◆ WRITTEN PROBLEM ◆
Figure out how many lines of the material below contain the word "COMPUTER". Answer with the number only.

◆ DATA FOR THE TASK ◆
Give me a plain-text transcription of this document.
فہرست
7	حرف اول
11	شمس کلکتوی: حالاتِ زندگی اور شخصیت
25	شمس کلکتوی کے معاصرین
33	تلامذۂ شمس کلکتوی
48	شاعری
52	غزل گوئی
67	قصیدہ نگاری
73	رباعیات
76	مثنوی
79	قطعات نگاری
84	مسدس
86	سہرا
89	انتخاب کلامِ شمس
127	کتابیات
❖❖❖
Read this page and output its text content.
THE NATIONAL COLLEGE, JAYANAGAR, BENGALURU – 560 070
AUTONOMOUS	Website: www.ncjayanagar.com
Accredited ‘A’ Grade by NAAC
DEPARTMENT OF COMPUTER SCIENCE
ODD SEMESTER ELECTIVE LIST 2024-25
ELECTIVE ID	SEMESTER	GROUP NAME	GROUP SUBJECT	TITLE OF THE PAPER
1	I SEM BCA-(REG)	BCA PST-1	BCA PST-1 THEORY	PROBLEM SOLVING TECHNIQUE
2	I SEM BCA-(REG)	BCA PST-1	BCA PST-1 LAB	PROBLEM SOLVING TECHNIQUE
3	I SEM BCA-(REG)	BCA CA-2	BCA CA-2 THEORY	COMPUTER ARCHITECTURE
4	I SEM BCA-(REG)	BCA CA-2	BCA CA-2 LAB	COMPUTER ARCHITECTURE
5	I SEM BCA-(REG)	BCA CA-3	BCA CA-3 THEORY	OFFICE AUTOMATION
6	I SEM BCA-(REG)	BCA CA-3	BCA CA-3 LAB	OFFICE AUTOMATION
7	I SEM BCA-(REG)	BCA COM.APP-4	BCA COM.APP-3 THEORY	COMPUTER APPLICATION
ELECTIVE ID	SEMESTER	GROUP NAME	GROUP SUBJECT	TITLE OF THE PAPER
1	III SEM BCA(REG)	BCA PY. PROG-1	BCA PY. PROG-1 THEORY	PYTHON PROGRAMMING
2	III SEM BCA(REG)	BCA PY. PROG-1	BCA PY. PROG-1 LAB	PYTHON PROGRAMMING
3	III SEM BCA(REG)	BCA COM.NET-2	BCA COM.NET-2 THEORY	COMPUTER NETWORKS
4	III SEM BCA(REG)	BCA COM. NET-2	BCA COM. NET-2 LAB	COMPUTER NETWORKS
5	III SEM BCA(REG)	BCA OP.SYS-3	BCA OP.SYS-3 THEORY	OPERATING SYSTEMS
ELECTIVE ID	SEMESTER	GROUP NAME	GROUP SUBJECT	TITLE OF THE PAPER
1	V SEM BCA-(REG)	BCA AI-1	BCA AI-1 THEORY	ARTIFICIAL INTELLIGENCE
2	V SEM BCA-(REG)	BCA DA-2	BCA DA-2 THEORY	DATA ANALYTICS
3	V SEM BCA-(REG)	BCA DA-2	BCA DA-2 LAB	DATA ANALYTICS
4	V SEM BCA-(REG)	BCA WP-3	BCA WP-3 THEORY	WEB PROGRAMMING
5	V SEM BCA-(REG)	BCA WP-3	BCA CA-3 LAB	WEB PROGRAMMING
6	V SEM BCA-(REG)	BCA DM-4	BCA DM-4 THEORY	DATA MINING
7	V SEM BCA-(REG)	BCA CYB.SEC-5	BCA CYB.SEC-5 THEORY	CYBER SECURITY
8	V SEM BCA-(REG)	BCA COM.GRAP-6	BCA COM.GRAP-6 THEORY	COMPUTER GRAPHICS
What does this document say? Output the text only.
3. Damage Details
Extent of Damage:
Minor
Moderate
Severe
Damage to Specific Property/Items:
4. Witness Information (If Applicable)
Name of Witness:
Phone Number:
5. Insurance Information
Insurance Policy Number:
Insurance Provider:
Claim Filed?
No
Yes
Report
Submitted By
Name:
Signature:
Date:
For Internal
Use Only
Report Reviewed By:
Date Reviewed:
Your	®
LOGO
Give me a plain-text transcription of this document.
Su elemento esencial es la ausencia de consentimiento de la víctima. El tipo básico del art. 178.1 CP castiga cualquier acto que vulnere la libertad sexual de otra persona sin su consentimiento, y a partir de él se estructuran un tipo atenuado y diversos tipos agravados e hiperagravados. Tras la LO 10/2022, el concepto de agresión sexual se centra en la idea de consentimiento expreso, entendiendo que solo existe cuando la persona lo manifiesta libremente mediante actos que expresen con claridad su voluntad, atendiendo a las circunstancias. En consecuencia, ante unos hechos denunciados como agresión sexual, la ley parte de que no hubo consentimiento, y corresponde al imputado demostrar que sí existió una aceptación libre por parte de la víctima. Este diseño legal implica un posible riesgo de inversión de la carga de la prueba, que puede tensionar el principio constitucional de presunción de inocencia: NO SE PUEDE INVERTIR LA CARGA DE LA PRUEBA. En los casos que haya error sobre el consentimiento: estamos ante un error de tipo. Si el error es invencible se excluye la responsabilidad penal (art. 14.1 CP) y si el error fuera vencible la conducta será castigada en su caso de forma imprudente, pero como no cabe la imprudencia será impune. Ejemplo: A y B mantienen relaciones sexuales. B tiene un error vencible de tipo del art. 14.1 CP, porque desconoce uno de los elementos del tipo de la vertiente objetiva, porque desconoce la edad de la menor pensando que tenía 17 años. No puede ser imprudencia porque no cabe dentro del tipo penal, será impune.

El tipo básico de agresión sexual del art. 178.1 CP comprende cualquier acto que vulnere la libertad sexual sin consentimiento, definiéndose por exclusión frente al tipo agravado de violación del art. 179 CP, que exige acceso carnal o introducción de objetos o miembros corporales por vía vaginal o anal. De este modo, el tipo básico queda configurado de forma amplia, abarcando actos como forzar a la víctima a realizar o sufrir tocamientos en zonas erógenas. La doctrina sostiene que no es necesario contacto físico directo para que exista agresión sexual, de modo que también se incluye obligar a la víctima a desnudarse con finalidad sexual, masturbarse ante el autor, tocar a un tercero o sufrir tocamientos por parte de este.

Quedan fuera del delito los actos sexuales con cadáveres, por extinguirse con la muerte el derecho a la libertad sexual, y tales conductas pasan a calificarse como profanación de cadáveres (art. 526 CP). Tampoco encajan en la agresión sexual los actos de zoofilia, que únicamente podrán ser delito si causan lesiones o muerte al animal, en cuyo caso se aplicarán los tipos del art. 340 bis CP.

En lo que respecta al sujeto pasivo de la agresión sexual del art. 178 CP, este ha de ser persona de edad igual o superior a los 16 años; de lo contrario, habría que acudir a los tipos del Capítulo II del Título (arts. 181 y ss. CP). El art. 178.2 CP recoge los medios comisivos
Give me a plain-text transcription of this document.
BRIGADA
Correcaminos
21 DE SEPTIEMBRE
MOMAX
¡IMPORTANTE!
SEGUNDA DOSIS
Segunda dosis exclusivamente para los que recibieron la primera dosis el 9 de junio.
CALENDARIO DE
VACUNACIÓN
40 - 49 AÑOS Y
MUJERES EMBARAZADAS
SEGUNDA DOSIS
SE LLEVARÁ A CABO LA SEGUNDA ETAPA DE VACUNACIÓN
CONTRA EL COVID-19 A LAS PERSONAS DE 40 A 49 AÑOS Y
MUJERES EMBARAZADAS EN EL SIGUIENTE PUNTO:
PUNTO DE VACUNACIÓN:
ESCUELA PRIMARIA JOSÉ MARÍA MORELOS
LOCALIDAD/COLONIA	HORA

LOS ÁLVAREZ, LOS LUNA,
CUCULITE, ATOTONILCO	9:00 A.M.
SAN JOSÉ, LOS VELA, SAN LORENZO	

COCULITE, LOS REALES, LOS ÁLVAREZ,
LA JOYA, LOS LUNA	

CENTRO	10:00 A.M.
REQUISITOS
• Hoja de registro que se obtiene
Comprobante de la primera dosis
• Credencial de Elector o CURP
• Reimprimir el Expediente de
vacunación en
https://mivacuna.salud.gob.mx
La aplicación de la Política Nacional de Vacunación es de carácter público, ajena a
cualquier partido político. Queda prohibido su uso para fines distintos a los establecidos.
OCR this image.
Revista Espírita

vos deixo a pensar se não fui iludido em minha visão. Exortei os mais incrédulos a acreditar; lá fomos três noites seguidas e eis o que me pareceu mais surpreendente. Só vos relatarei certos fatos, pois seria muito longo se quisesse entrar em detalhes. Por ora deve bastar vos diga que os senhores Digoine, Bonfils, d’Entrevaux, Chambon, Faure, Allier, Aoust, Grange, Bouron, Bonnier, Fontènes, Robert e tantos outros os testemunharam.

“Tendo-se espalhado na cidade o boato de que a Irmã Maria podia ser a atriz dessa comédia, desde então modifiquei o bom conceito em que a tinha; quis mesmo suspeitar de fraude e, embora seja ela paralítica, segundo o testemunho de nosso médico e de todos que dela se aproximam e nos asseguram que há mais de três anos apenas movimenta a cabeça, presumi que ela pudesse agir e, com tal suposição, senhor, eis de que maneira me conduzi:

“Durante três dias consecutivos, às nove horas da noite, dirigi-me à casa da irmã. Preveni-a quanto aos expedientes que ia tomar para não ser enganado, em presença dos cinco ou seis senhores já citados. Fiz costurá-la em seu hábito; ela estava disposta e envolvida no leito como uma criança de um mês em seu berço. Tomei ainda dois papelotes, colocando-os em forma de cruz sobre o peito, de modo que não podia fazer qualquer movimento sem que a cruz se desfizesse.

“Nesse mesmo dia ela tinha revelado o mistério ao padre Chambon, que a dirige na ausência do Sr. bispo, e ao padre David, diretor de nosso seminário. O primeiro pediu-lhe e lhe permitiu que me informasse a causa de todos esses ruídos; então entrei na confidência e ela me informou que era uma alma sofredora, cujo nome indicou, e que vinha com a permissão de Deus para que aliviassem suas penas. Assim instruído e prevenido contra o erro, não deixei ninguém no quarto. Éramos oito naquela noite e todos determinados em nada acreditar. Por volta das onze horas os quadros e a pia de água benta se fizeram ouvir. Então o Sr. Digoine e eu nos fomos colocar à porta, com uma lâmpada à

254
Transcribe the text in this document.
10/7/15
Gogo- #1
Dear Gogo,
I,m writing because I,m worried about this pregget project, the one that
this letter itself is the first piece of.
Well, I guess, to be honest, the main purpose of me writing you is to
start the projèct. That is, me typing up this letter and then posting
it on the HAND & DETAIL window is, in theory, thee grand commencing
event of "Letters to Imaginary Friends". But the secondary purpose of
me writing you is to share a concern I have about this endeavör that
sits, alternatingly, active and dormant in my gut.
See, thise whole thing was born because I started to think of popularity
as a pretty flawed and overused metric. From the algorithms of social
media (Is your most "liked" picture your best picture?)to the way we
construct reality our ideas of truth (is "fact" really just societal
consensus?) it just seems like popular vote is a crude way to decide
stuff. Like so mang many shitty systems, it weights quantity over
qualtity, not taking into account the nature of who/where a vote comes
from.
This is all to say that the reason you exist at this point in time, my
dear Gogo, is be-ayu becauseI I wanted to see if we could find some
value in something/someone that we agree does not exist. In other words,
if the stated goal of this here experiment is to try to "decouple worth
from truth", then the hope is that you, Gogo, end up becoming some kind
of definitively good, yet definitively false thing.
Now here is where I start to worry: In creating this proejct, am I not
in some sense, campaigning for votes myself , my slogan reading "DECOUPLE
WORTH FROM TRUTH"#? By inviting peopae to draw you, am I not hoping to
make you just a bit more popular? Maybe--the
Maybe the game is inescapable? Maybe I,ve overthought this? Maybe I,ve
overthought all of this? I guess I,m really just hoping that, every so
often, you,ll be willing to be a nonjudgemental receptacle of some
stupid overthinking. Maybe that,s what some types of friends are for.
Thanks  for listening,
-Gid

◆ PROBLEM SOLUTION ◆
7